Items from a figure collection:
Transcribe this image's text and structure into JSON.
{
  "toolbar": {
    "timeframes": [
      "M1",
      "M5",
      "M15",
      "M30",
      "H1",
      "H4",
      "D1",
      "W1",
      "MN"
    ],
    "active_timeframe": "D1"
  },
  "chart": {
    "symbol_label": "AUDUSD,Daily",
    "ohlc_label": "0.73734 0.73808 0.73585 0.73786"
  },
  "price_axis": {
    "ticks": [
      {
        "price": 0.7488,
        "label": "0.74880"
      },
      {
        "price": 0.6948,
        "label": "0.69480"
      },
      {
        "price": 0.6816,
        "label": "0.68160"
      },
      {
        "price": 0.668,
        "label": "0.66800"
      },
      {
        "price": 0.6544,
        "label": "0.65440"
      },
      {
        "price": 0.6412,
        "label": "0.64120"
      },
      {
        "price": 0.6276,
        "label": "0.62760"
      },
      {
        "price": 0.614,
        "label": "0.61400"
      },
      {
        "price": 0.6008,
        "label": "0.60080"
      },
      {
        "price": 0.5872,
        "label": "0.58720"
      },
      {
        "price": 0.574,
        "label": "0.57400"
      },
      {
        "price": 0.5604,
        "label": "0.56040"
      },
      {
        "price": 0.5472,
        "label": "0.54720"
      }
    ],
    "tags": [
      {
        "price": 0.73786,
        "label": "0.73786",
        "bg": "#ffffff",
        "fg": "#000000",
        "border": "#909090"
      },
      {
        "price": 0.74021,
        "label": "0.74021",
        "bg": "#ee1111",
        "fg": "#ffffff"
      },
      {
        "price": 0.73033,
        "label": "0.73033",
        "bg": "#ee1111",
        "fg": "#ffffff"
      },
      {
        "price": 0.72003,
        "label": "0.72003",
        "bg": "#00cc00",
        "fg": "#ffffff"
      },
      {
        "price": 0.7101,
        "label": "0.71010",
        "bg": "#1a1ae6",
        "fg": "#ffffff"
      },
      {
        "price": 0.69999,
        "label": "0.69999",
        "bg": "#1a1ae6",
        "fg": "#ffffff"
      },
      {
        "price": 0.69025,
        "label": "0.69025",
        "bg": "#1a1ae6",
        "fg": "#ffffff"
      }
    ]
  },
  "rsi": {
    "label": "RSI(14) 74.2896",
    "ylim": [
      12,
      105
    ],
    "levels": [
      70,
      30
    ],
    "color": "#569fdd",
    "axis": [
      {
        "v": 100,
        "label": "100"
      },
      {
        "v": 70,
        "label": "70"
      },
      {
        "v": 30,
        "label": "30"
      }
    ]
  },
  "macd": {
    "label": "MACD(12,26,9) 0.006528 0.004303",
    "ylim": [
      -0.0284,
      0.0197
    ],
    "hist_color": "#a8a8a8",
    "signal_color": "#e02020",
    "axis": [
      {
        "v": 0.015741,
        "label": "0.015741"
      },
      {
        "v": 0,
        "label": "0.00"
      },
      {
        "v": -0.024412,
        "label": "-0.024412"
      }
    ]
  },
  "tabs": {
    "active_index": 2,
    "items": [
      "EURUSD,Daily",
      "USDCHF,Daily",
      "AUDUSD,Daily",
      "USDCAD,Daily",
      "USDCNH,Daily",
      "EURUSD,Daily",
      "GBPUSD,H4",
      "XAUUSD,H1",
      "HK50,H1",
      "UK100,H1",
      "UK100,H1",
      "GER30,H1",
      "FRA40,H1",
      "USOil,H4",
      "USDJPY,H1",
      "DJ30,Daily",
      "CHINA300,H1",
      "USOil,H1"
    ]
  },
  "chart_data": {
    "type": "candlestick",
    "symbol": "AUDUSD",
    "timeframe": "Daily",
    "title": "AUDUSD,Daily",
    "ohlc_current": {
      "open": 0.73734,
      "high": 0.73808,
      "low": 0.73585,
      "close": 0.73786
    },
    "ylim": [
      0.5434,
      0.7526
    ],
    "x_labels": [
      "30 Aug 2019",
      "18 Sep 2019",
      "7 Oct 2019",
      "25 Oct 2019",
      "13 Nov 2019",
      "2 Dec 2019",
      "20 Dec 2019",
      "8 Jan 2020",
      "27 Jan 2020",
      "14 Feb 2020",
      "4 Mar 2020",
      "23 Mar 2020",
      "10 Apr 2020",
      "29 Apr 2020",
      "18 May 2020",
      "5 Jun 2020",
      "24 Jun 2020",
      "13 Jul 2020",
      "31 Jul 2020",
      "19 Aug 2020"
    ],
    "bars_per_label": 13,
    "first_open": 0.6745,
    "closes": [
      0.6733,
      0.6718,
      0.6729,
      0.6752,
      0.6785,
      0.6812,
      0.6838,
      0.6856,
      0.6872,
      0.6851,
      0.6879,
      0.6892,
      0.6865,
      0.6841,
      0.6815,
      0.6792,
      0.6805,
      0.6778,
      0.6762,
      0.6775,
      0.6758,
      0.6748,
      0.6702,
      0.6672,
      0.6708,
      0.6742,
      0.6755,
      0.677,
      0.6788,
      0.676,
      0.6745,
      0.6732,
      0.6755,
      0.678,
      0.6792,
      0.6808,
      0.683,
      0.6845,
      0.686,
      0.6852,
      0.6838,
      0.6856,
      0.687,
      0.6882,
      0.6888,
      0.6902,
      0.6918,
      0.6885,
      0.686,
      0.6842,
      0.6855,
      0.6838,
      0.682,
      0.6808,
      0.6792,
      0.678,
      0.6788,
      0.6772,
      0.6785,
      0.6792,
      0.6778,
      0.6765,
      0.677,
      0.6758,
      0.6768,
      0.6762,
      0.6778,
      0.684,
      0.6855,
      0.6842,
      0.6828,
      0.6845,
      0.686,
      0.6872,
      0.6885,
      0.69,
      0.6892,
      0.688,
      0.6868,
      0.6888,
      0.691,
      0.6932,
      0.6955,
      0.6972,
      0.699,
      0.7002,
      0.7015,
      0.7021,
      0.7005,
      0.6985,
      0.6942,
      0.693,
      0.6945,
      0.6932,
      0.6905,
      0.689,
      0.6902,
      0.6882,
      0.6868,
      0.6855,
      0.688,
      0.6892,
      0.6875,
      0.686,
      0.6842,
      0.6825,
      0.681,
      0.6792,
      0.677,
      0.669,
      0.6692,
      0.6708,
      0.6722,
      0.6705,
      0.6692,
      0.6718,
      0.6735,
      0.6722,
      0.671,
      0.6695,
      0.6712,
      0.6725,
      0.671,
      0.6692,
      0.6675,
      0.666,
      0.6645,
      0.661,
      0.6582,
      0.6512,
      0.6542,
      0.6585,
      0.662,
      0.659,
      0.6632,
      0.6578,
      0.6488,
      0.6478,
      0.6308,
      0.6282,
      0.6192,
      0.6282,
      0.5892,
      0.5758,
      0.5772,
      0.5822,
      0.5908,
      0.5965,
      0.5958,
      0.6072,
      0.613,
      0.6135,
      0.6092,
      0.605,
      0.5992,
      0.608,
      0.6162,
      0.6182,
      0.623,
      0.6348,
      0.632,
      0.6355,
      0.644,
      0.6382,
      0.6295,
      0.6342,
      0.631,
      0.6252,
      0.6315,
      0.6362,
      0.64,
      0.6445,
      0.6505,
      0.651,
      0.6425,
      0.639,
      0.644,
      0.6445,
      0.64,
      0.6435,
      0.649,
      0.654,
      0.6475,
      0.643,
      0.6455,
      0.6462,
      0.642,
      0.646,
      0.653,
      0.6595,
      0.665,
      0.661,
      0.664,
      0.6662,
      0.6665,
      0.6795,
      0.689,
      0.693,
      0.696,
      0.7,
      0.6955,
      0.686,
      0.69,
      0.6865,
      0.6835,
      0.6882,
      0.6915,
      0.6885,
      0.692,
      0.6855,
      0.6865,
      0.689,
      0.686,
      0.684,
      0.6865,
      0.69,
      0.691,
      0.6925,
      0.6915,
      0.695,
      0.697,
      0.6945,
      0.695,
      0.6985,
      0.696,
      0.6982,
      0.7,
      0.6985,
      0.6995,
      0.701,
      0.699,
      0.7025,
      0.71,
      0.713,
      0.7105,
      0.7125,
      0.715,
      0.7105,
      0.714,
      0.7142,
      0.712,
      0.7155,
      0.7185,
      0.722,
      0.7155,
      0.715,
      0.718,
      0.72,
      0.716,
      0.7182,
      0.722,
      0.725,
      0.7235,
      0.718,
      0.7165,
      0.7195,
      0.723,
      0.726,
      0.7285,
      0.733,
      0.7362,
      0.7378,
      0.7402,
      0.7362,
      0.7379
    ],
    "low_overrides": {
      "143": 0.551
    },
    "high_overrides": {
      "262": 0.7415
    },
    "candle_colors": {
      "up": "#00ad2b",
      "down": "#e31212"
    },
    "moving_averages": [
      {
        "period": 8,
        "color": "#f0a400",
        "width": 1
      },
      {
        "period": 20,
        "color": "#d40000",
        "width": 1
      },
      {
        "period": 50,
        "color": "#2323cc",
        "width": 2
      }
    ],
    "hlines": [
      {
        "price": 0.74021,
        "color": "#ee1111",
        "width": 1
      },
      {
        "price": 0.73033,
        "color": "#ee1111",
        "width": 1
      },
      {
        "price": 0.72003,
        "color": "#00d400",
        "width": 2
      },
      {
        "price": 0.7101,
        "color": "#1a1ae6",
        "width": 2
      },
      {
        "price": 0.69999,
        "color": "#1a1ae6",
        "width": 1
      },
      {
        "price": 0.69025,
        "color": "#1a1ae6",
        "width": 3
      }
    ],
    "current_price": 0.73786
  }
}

__Objective__
Scan the lines above for "Daily", then copy every one that has it.

__Exercise solution__
    "symbol_label": "AUDUSD,Daily",
      "EURUSD,Daily",
      "USDCHF,Daily",
      "AUDUSD,Daily",
      "USDCAD,Daily",
      "USDCNH,Daily",
      "EURUSD,Daily",
      "DJ30,Daily",
    "timeframe": "Daily",
    "title": "AUDUSD,Daily",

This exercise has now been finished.